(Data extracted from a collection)
▼

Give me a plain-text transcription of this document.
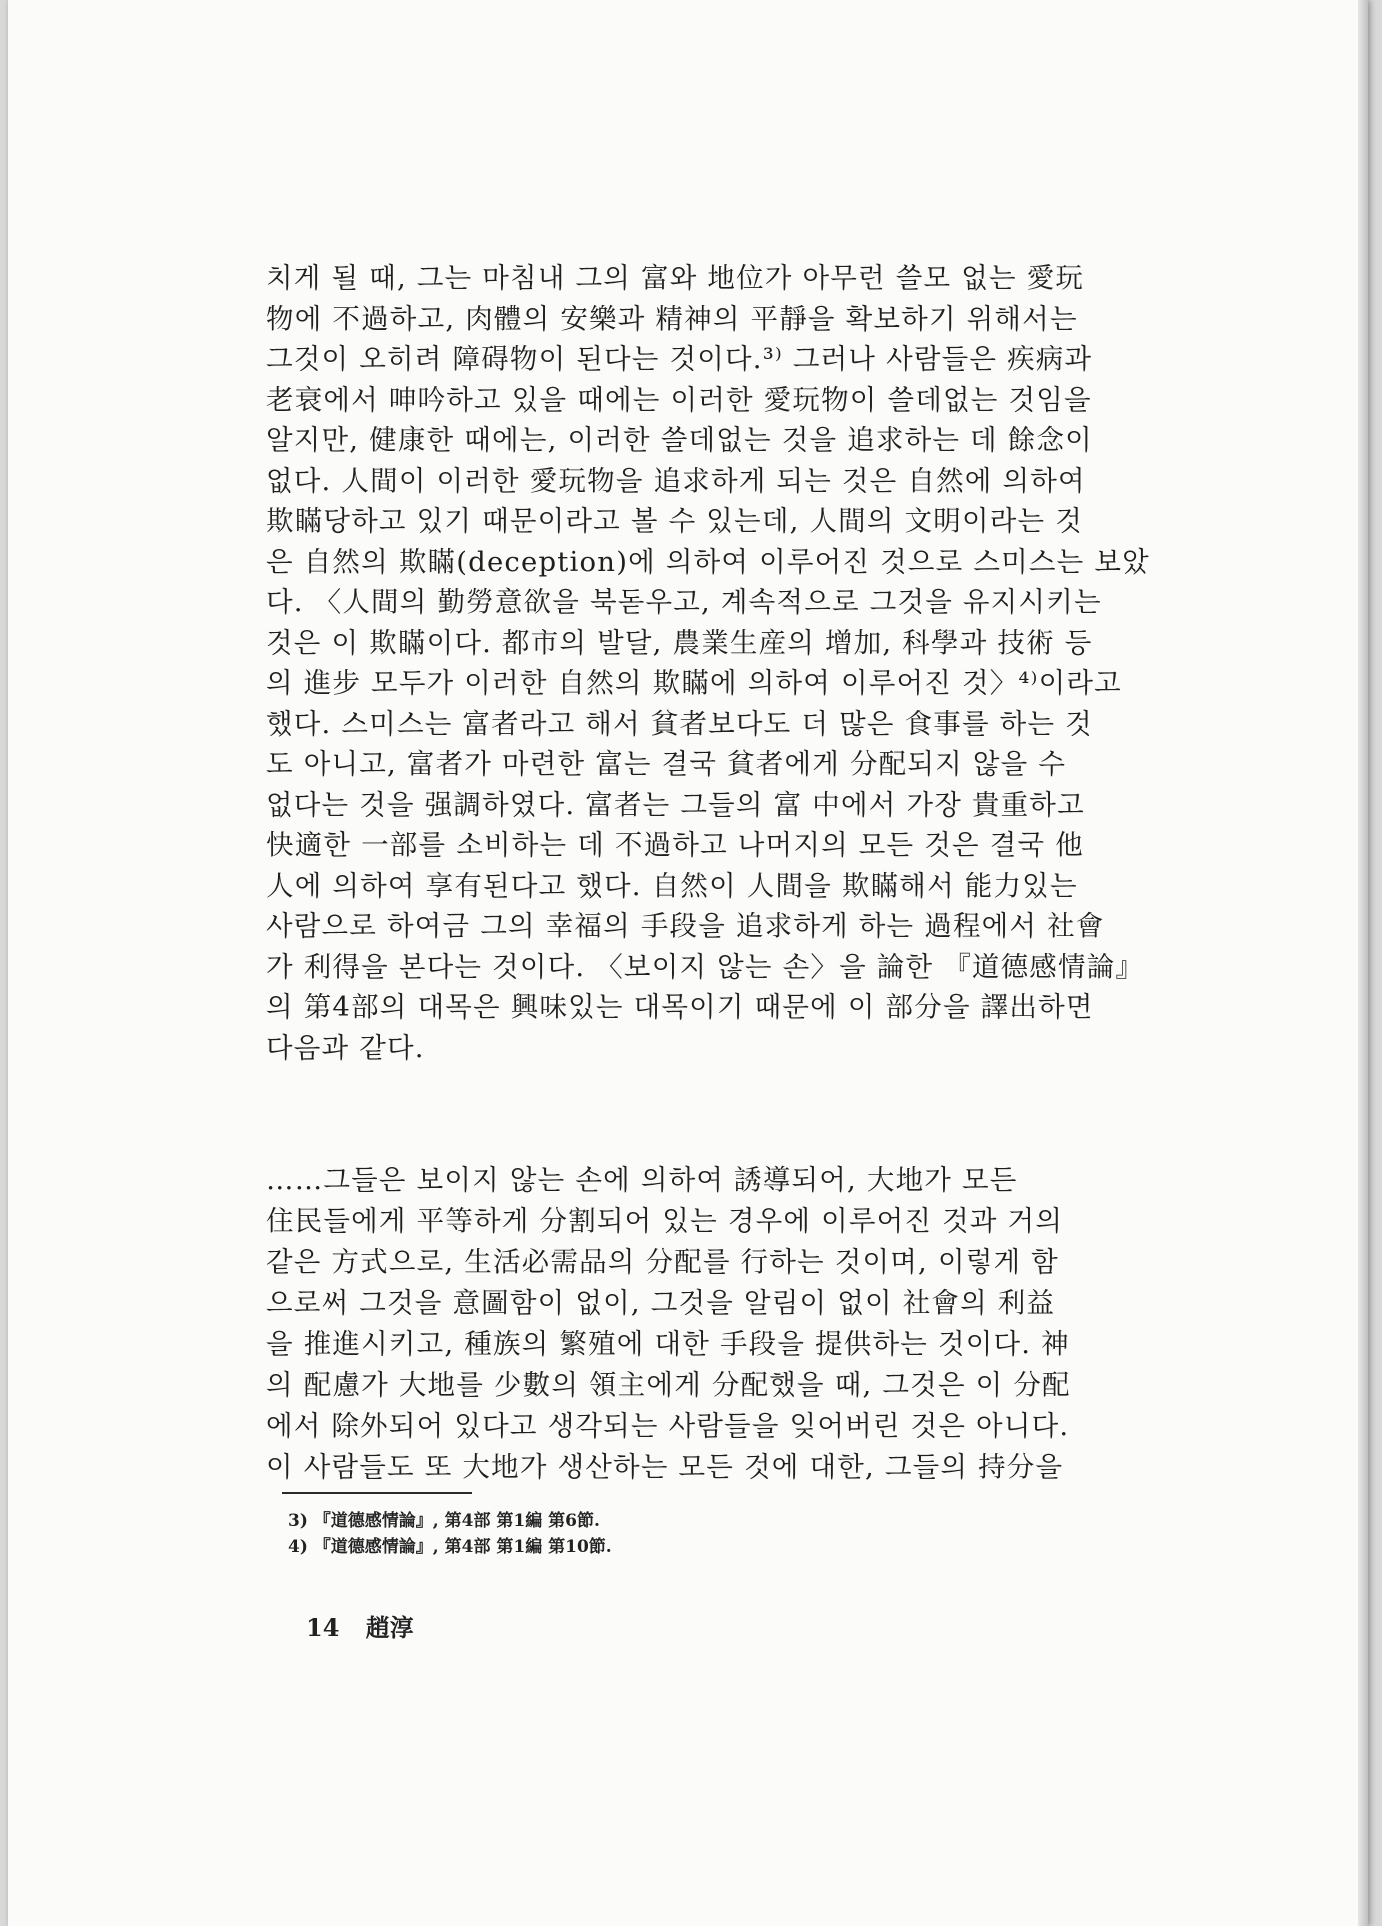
치게 될 때, 그는 마침내 그의 富와 地位가 아무런 쓸모 없는 愛玩
物에 不過하고, 肉體의 安樂과 精神의 平靜을 확보하기 위해서는
그것이 오히려 障碍物이 된다는 것이다.³⁾ 그러나 사람들은 疾病과
老衰에서 呻吟하고 있을 때에는 이러한 愛玩物이 쓸데없는 것임을
알지만, 健康한 때에는, 이러한 쓸데없는 것을 追求하는 데 餘念이
없다. 人間이 이러한 愛玩物을 追求하게 되는 것은 自然에 의하여
欺瞞당하고 있기 때문이라고 볼 수 있는데, 人間의 文明이라는 것
은 自然의 欺瞞(deception)에 의하여 이루어진 것으로 스미스는 보았
다. 〈人間의 勤勞意欲을 북돋우고, 계속적으로 그것을 유지시키는
것은 이 欺瞞이다. 都市의 발달, 農業生産의 增加, 科學과 技術 등
의 進步 모두가 이러한 自然의 欺瞞에 의하여 이루어진 것〉⁴⁾이라고
했다. 스미스는 富者라고 해서 貧者보다도 더 많은 食事를 하는 것
도 아니고, 富者가 마련한 富는 결국 貧者에게 分配되지 않을 수
없다는 것을 强調하였다. 富者는 그들의 富 中에서 가장 貴重하고
快適한 一部를 소비하는 데 不過하고 나머지의 모든 것은 결국 他
人에 의하여 享有된다고 했다. 自然이 人間을 欺瞞해서 能力있는
사람으로 하여금 그의 幸福의 手段을 追求하게 하는 過程에서 社會
가 利得을 본다는 것이다. 〈보이지 않는 손〉을 論한 『道德感情論』
의 第4部의 대목은 興味있는 대목이기 때문에 이 部分을 譯出하면
다음과 같다.
……그들은 보이지 않는 손에 의하여 誘導되어, 大地가 모든
住民들에게 平等하게 分割되어 있는 경우에 이루어진 것과 거의
같은 方式으로, 生活必需品의 分配를 行하는 것이며, 이렇게 함
으로써 그것을 意圖함이 없이, 그것을 알림이 없이 社會의 利益
을 推進시키고, 種族의 繁殖에 대한 手段을 提供하는 것이다. 神
의 配慮가 大地를 少數의 領主에게 分配했을 때, 그것은 이 分配
에서 除外되어 있다고 생각되는 사람들을 잊어버린 것은 아니다.
이 사람들도 또 大地가 생산하는 모든 것에 대한, 그들의 持分을
3) 『道德感情論』, 第4部 第1編 第6節.
4) 『道德感情論』, 第4部 第1編 第10節.
14 趙淳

▲

Return all lines of the material above in which the word "追求하게" occurs.

없다. 人間이 이러한 愛玩物을 追求하게 되는 것은 自然에 의하여
사람으로 하여금 그의 幸福의 手段을 追求하게 하는 過程에서 社會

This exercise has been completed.